-- begin --

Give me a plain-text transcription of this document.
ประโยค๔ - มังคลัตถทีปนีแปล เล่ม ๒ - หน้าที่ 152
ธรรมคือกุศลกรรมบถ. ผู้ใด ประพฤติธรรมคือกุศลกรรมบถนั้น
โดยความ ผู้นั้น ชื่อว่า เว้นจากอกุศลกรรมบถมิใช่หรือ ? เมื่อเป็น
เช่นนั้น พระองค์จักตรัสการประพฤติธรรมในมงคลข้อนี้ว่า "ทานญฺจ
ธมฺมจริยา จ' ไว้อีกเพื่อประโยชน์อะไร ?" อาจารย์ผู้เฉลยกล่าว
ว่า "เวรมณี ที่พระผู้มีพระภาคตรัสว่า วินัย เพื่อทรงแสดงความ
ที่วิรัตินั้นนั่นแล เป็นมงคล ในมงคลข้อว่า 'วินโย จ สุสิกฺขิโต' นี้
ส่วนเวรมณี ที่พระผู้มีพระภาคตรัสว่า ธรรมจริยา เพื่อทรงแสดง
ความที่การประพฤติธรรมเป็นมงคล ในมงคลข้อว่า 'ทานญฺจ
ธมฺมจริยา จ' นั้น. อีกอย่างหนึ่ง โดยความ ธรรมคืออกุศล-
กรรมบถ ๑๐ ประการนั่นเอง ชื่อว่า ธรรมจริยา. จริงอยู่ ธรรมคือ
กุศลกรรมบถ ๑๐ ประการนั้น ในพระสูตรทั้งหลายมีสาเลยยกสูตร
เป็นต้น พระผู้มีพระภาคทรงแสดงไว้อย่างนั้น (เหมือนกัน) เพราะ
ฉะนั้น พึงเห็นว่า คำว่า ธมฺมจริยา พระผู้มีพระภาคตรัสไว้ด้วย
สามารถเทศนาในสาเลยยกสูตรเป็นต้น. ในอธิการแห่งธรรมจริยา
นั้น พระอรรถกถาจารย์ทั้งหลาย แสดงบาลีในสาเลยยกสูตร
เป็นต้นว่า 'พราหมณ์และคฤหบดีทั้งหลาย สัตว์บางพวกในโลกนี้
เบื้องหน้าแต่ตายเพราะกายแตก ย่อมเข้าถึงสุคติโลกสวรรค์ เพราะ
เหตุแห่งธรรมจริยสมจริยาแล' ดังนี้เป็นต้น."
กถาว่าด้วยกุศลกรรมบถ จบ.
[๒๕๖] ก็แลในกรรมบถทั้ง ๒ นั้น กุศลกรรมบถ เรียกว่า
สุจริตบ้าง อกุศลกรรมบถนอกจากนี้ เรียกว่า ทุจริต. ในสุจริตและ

-- end --

**Exercise directions:** Return what is listed above, exactly and completely.

**Output for this task:**
Give me a plain-text transcription of this document.
ประโยค๔ - มังคลัตถทีปนีแปล เล่ม ๒ - หน้าที่ 152
ธรรมคือกุศลกรรมบถ. ผู้ใด ประพฤติธรรมคือกุศลกรรมบถนั้น
โดยความ ผู้นั้น ชื่อว่า เว้นจากอกุศลกรรมบถมิใช่หรือ ? เมื่อเป็น
เช่นนั้น พระองค์จักตรัสการประพฤติธรรมในมงคลข้อนี้ว่า "ทานญฺจ
ธมฺมจริยา จ' ไว้อีกเพื่อประโยชน์อะไร ?" อาจารย์ผู้เฉลยกล่าว
ว่า "เวรมณี ที่พระผู้มีพระภาคตรัสว่า วินัย เพื่อทรงแสดงความ
ที่วิรัตินั้นนั่นแล เป็นมงคล ในมงคลข้อว่า 'วินโย จ สุสิกฺขิโต' นี้
ส่วนเวรมณี ที่พระผู้มีพระภาคตรัสว่า ธรรมจริยา เพื่อทรงแสดง
ความที่การประพฤติธรรมเป็นมงคล ในมงคลข้อว่า 'ทานญฺจ
ธมฺมจริยา จ' นั้น. อีกอย่างหนึ่ง โดยความ ธรรมคืออกุศล-
กรรมบถ ๑๐ ประการนั่นเอง ชื่อว่า ธรรมจริยา. จริงอยู่ ธรรมคือ
กุศลกรรมบถ ๑๐ ประการนั้น ในพระสูตรทั้งหลายมีสาเลยยกสูตร
เป็นต้น พระผู้มีพระภาคทรงแสดงไว้อย่างนั้น (เหมือนกัน) เพราะ
ฉะนั้น พึงเห็นว่า คำว่า ธมฺมจริยา พระผู้มีพระภาคตรัสไว้ด้วย
สามารถเทศนาในสาเลยยกสูตรเป็นต้น. ในอธิการแห่งธรรมจริยา
นั้น พระอรรถกถาจารย์ทั้งหลาย แสดงบาลีในสาเลยยกสูตร
เป็นต้นว่า 'พราหมณ์และคฤหบดีทั้งหลาย สัตว์บางพวกในโลกนี้
เบื้องหน้าแต่ตายเพราะกายแตก ย่อมเข้าถึงสุคติโลกสวรรค์ เพราะ
เหตุแห่งธรรมจริยสมจริยาแล' ดังนี้เป็นต้น."
กถาว่าด้วยกุศลกรรมบถ จบ.
[๒๕๖] ก็แลในกรรมบถทั้ง ๒ นั้น กุศลกรรมบถ เรียกว่า
สุจริตบ้าง อกุศลกรรมบถนอกจากนี้ เรียกว่า ทุจริต. ในสุจริตและ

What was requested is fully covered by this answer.